▸ Your task
Where a line in the listing below contains the word "title", copy that line.

▸ Stored records
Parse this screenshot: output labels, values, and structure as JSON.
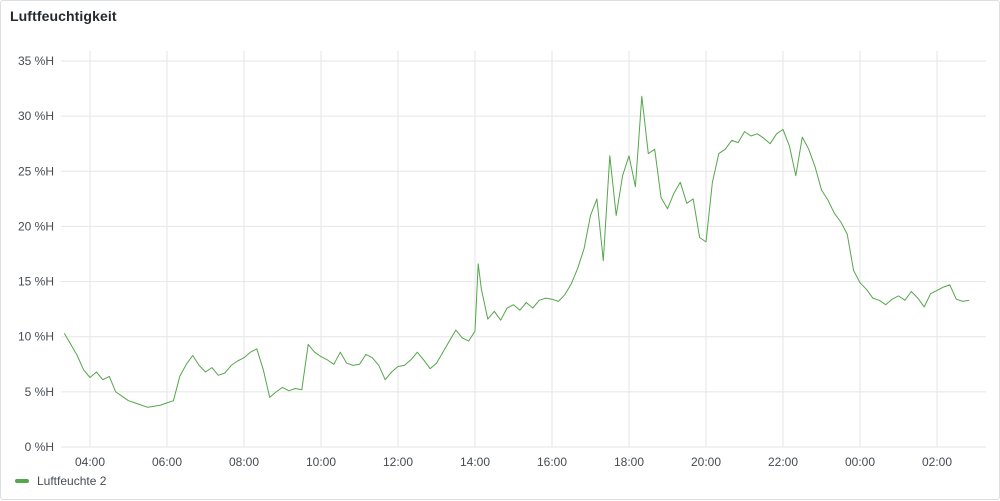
{
  "panel": {
    "title": "Luftfeuchtigkeit"
  },
  "chart_data": {
    "type": "line",
    "title": "Luftfeuchtigkeit",
    "xlabel": "",
    "ylabel": "",
    "y_unit": "%H",
    "ylim": [
      0,
      35
    ],
    "y_ticks": [
      "0 %H",
      "5 %H",
      "10 %H",
      "15 %H",
      "20 %H",
      "25 %H",
      "30 %H",
      "35 %H"
    ],
    "x_ticks": [
      "04:00",
      "06:00",
      "08:00",
      "10:00",
      "12:00",
      "14:00",
      "16:00",
      "18:00",
      "20:00",
      "22:00",
      "00:00",
      "02:00"
    ],
    "grid": true,
    "legend_position": "bottom-left",
    "series": [
      {
        "name": "Luftfeuchte 2",
        "color": "#56a64b",
        "points": [
          [
            "03:20",
            10.3
          ],
          [
            "03:30",
            9.3
          ],
          [
            "03:40",
            8.3
          ],
          [
            "03:50",
            7.0
          ],
          [
            "04:00",
            6.3
          ],
          [
            "04:10",
            6.8
          ],
          [
            "04:20",
            6.1
          ],
          [
            "04:30",
            6.4
          ],
          [
            "04:40",
            5.0
          ],
          [
            "04:50",
            4.6
          ],
          [
            "05:00",
            4.2
          ],
          [
            "05:10",
            4.0
          ],
          [
            "05:20",
            3.8
          ],
          [
            "05:30",
            3.6
          ],
          [
            "05:40",
            3.7
          ],
          [
            "05:50",
            3.8
          ],
          [
            "06:00",
            4.0
          ],
          [
            "06:10",
            4.2
          ],
          [
            "06:20",
            6.4
          ],
          [
            "06:30",
            7.5
          ],
          [
            "06:40",
            8.3
          ],
          [
            "06:50",
            7.4
          ],
          [
            "07:00",
            6.8
          ],
          [
            "07:10",
            7.2
          ],
          [
            "07:20",
            6.5
          ],
          [
            "07:30",
            6.7
          ],
          [
            "07:40",
            7.4
          ],
          [
            "07:50",
            7.8
          ],
          [
            "08:00",
            8.1
          ],
          [
            "08:10",
            8.6
          ],
          [
            "08:20",
            8.9
          ],
          [
            "08:30",
            7.0
          ],
          [
            "08:40",
            4.5
          ],
          [
            "08:50",
            5.0
          ],
          [
            "09:00",
            5.4
          ],
          [
            "09:10",
            5.1
          ],
          [
            "09:20",
            5.3
          ],
          [
            "09:30",
            5.2
          ],
          [
            "09:40",
            9.3
          ],
          [
            "09:50",
            8.6
          ],
          [
            "10:00",
            8.2
          ],
          [
            "10:10",
            7.9
          ],
          [
            "10:20",
            7.5
          ],
          [
            "10:30",
            8.6
          ],
          [
            "10:40",
            7.6
          ],
          [
            "10:50",
            7.4
          ],
          [
            "11:00",
            7.5
          ],
          [
            "11:10",
            8.4
          ],
          [
            "11:20",
            8.1
          ],
          [
            "11:30",
            7.4
          ],
          [
            "11:40",
            6.1
          ],
          [
            "11:50",
            6.8
          ],
          [
            "12:00",
            7.3
          ],
          [
            "12:10",
            7.4
          ],
          [
            "12:20",
            7.9
          ],
          [
            "12:30",
            8.6
          ],
          [
            "12:40",
            7.9
          ],
          [
            "12:50",
            7.1
          ],
          [
            "13:00",
            7.6
          ],
          [
            "13:10",
            8.6
          ],
          [
            "13:20",
            9.6
          ],
          [
            "13:30",
            10.6
          ],
          [
            "13:40",
            9.9
          ],
          [
            "13:50",
            9.6
          ],
          [
            "14:00",
            10.5
          ],
          [
            "14:05",
            16.6
          ],
          [
            "14:10",
            14.3
          ],
          [
            "14:20",
            11.6
          ],
          [
            "14:30",
            12.3
          ],
          [
            "14:40",
            11.5
          ],
          [
            "14:50",
            12.6
          ],
          [
            "15:00",
            12.9
          ],
          [
            "15:10",
            12.4
          ],
          [
            "15:20",
            13.1
          ],
          [
            "15:30",
            12.6
          ],
          [
            "15:40",
            13.3
          ],
          [
            "15:50",
            13.5
          ],
          [
            "16:00",
            13.4
          ],
          [
            "16:10",
            13.2
          ],
          [
            "16:20",
            13.8
          ],
          [
            "16:30",
            14.8
          ],
          [
            "16:40",
            16.2
          ],
          [
            "16:50",
            18.0
          ],
          [
            "17:00",
            21.0
          ],
          [
            "17:10",
            22.5
          ],
          [
            "17:20",
            16.9
          ],
          [
            "17:30",
            26.4
          ],
          [
            "17:40",
            21.0
          ],
          [
            "17:50",
            24.6
          ],
          [
            "18:00",
            26.4
          ],
          [
            "18:10",
            23.6
          ],
          [
            "18:20",
            31.8
          ],
          [
            "18:30",
            26.6
          ],
          [
            "18:40",
            27.0
          ],
          [
            "18:50",
            22.6
          ],
          [
            "19:00",
            21.6
          ],
          [
            "19:10",
            23.0
          ],
          [
            "19:20",
            24.0
          ],
          [
            "19:30",
            22.1
          ],
          [
            "19:40",
            22.5
          ],
          [
            "19:50",
            19.0
          ],
          [
            "20:00",
            18.6
          ],
          [
            "20:10",
            24.0
          ],
          [
            "20:20",
            26.6
          ],
          [
            "20:30",
            27.0
          ],
          [
            "20:40",
            27.8
          ],
          [
            "20:50",
            27.6
          ],
          [
            "21:00",
            28.6
          ],
          [
            "21:10",
            28.2
          ],
          [
            "21:20",
            28.4
          ],
          [
            "21:30",
            28.0
          ],
          [
            "21:40",
            27.5
          ],
          [
            "21:50",
            28.4
          ],
          [
            "22:00",
            28.8
          ],
          [
            "22:10",
            27.3
          ],
          [
            "22:20",
            24.6
          ],
          [
            "22:30",
            28.1
          ],
          [
            "22:40",
            27.0
          ],
          [
            "22:50",
            25.4
          ],
          [
            "23:00",
            23.3
          ],
          [
            "23:10",
            22.4
          ],
          [
            "23:20",
            21.2
          ],
          [
            "23:30",
            20.4
          ],
          [
            "23:40",
            19.3
          ],
          [
            "23:50",
            16.0
          ],
          [
            "00:00",
            14.9
          ],
          [
            "00:10",
            14.3
          ],
          [
            "00:20",
            13.5
          ],
          [
            "00:30",
            13.3
          ],
          [
            "00:40",
            12.9
          ],
          [
            "00:50",
            13.4
          ],
          [
            "01:00",
            13.7
          ],
          [
            "01:10",
            13.3
          ],
          [
            "01:20",
            14.1
          ],
          [
            "01:30",
            13.5
          ],
          [
            "01:40",
            12.7
          ],
          [
            "01:50",
            13.9
          ],
          [
            "02:00",
            14.2
          ],
          [
            "02:10",
            14.5
          ],
          [
            "02:20",
            14.7
          ],
          [
            "02:30",
            13.4
          ],
          [
            "02:40",
            13.2
          ],
          [
            "02:50",
            13.3
          ]
        ]
      }
    ]
  }
}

▸ Complete answer
    "title": "Luftfeuchtigkeit"
    "title": "Luftfeuchtigkeit",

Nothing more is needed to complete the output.